**Your task:** Go through the records and copy each line where the word "pairs" occurs.

-------------------------

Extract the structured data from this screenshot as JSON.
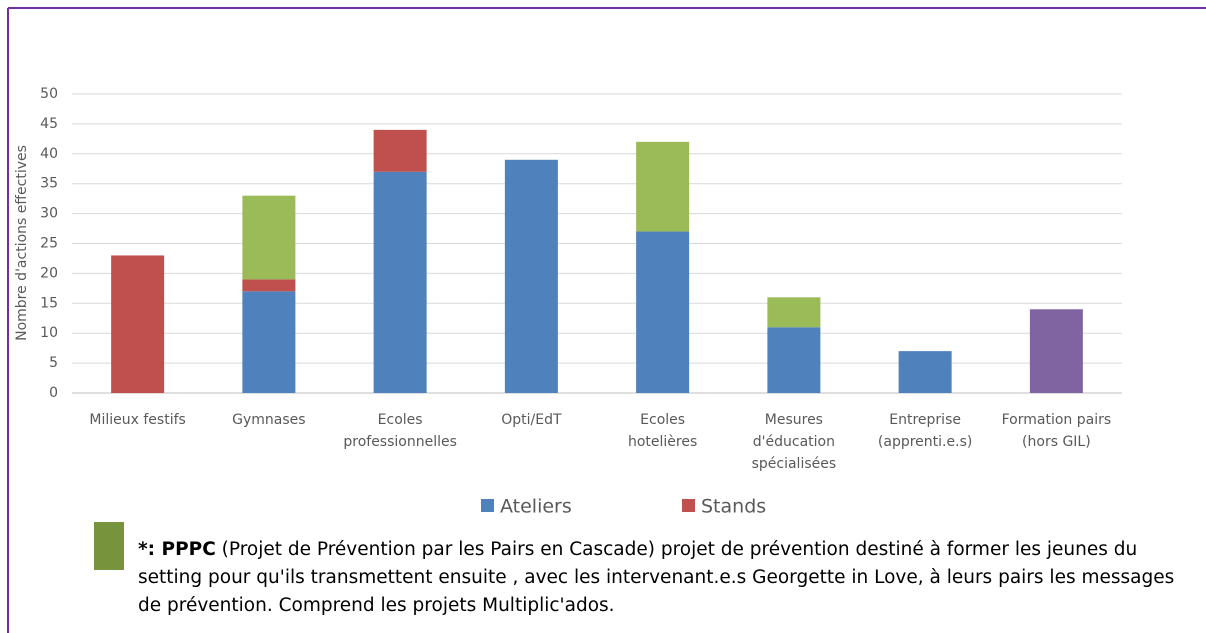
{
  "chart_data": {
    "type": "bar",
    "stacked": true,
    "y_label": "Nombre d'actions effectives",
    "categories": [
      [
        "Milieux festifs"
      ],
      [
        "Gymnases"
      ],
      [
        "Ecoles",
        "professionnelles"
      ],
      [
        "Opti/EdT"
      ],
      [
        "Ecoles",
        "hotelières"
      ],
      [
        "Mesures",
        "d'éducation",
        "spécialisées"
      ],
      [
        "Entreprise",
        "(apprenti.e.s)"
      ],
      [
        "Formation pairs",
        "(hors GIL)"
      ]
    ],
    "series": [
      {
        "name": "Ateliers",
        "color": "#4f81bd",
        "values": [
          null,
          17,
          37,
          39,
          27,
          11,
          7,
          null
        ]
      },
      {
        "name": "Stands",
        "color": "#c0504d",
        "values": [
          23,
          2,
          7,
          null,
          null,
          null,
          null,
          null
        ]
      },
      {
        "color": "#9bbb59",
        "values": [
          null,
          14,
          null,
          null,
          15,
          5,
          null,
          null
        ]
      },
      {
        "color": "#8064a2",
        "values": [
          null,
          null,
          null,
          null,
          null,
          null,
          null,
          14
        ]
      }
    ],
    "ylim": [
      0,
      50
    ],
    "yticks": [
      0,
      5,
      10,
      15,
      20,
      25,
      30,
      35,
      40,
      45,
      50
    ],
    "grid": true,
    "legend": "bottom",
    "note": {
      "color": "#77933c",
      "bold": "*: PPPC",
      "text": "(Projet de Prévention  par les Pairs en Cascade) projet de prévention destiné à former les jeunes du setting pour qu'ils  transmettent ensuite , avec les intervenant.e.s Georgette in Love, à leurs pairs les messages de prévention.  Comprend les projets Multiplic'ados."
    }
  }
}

-------------------------

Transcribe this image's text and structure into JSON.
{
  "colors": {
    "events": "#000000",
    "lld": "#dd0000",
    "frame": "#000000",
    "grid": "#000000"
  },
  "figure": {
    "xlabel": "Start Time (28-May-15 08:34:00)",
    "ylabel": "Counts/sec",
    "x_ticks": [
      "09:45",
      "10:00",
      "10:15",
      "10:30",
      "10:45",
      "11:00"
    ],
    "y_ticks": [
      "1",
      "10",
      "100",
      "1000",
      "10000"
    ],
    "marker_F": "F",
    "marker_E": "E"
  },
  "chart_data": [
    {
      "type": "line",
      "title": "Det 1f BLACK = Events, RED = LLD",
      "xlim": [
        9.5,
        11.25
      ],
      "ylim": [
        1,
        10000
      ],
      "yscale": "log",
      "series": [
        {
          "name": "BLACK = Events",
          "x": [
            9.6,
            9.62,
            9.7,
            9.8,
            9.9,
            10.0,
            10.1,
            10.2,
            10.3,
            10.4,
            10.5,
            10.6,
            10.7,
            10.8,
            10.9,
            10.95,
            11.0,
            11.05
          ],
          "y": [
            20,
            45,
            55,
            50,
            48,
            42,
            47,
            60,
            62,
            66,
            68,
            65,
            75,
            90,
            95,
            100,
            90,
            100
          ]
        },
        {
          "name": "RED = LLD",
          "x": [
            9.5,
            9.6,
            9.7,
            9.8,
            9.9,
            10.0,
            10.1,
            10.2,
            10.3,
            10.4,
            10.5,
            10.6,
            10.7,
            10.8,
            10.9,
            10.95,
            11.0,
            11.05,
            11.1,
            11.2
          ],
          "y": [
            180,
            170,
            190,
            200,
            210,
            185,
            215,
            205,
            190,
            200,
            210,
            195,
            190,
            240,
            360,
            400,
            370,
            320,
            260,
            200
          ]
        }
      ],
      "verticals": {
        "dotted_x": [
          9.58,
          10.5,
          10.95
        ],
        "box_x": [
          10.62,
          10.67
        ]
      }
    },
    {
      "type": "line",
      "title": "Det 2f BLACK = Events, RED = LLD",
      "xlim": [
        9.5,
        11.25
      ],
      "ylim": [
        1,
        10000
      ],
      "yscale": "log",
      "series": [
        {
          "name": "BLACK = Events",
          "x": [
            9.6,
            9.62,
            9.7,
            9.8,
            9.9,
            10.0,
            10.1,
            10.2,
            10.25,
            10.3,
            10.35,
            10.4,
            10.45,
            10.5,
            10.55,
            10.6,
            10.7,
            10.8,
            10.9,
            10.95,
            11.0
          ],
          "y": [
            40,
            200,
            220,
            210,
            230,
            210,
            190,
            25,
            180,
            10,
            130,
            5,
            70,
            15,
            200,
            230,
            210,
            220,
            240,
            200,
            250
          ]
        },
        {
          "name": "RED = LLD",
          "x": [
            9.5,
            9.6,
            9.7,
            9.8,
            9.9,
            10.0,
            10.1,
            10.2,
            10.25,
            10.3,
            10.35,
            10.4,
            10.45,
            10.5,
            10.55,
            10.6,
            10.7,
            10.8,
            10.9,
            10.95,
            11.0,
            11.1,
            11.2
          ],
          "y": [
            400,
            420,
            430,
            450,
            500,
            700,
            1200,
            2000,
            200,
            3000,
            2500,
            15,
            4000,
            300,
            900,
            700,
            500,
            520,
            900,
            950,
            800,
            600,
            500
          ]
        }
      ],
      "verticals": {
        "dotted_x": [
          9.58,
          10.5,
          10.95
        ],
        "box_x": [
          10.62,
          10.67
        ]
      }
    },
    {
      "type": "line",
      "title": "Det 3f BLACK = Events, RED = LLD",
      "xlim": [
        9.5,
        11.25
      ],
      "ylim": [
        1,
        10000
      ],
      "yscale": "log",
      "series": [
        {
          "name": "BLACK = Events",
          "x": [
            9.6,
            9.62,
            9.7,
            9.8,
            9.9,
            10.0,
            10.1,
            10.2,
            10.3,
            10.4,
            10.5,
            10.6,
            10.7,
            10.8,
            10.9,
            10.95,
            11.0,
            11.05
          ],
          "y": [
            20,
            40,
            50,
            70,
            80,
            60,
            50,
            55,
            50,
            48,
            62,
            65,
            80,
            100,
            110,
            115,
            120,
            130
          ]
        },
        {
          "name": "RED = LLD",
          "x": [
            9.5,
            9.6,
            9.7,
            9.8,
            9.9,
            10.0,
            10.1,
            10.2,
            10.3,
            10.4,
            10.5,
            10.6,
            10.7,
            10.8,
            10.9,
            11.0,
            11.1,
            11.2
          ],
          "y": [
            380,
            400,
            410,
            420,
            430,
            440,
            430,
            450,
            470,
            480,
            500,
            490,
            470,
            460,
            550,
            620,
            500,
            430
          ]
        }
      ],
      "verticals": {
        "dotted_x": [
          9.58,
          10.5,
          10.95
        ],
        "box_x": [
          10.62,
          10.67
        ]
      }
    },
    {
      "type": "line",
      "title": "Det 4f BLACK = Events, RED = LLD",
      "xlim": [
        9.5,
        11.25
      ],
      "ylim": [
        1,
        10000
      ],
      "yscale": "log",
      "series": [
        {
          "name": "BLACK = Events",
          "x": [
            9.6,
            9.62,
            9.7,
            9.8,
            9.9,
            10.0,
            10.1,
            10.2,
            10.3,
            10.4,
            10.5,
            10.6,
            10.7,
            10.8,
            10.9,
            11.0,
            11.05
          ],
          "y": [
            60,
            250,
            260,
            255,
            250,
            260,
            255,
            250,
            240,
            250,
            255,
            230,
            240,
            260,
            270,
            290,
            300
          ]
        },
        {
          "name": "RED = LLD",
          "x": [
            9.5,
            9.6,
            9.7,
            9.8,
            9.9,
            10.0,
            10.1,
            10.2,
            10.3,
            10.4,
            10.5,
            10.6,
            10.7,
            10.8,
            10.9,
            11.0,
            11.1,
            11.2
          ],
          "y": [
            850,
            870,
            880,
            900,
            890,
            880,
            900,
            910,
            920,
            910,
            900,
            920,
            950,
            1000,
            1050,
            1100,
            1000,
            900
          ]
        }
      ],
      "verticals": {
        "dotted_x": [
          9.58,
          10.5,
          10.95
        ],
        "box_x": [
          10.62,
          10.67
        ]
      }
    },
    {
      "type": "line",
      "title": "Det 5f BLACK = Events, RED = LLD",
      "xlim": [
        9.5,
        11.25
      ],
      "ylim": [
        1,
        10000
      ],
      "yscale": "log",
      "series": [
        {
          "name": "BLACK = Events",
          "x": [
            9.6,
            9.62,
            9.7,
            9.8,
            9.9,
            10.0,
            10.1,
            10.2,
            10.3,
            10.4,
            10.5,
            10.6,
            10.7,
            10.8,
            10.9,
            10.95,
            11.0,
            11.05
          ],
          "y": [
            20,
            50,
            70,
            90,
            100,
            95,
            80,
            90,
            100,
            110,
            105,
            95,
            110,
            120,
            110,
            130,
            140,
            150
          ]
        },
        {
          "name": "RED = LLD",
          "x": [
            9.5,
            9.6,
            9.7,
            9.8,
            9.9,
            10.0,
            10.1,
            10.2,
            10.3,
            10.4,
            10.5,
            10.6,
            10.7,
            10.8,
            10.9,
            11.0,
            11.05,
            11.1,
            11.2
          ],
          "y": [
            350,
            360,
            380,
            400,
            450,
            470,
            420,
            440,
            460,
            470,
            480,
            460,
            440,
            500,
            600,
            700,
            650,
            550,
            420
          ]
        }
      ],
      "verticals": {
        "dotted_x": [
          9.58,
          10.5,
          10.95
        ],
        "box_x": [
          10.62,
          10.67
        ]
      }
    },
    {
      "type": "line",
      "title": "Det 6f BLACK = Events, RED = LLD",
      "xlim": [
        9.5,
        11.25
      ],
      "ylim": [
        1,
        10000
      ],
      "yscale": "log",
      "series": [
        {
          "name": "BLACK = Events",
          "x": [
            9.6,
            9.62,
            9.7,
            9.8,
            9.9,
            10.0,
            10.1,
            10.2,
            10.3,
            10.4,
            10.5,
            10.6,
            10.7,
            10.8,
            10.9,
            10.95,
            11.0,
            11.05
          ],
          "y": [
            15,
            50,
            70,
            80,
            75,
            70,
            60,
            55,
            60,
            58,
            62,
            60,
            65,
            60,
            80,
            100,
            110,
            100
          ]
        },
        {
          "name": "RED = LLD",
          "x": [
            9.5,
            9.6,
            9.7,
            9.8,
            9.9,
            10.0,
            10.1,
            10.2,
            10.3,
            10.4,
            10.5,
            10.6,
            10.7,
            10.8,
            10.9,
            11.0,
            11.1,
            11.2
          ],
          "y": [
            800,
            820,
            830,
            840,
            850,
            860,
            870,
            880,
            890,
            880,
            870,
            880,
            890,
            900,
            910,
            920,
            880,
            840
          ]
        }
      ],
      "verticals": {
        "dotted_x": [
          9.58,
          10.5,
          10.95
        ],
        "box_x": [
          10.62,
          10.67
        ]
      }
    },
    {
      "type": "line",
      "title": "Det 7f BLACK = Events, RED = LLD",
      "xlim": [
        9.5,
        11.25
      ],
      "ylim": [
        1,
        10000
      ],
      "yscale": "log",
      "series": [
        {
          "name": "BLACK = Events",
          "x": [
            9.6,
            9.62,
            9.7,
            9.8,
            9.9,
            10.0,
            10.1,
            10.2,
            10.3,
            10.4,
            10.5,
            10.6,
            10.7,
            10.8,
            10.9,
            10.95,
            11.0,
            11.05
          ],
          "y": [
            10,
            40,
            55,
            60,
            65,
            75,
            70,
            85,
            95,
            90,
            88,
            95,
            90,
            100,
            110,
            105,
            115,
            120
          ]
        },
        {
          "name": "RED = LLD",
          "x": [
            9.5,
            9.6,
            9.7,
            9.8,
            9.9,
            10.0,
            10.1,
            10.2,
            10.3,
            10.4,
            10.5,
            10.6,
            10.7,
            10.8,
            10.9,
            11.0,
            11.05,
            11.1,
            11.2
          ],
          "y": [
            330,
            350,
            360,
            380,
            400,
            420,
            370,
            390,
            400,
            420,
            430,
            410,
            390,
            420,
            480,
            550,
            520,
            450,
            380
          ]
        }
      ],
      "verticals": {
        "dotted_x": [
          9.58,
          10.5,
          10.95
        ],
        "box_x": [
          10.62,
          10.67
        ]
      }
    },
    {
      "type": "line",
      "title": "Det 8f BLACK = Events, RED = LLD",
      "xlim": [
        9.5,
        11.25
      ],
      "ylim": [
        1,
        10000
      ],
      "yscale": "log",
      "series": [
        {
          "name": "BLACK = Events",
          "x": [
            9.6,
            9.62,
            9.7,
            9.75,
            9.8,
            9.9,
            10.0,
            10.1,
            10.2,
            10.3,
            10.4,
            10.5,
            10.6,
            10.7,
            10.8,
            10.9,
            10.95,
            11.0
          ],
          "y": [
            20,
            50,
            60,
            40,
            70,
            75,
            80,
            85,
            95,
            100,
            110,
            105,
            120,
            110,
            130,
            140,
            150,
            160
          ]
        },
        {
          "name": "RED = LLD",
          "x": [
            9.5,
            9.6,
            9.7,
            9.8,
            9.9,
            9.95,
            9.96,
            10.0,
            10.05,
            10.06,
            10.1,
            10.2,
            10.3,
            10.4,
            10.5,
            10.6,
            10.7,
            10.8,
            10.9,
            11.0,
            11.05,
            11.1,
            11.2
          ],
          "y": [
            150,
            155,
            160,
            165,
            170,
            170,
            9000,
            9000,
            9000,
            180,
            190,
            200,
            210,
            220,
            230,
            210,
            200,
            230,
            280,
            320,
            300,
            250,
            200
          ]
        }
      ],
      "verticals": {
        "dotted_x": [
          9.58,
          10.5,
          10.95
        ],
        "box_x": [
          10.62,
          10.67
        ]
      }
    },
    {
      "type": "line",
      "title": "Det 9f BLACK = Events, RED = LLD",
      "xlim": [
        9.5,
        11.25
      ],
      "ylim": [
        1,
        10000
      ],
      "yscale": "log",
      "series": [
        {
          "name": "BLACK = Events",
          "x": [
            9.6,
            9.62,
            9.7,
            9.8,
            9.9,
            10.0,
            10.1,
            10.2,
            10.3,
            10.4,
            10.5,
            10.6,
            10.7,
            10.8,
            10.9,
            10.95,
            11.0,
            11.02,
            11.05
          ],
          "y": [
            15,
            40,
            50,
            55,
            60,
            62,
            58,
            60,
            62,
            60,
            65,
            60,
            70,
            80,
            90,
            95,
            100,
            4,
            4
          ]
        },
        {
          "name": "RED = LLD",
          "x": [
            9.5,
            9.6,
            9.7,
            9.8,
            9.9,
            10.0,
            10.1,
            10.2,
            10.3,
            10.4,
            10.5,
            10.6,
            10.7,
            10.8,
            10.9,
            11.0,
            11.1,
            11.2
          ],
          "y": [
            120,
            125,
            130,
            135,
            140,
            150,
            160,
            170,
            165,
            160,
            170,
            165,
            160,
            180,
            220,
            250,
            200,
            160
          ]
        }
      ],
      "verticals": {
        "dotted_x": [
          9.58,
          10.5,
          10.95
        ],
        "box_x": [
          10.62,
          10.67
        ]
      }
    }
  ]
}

-------------------------

**Solution to this problem:**
        "Formation pairs",
      "text": "(Projet de Prévention  par les Pairs en Cascade) projet de prévention destiné à former les jeunes du setting pour qu'ils  transmettent ensuite , avec les intervenant.e.s Georgette in Love, à leurs pairs les messages de prévention.  Comprend les projets Multiplic'ados."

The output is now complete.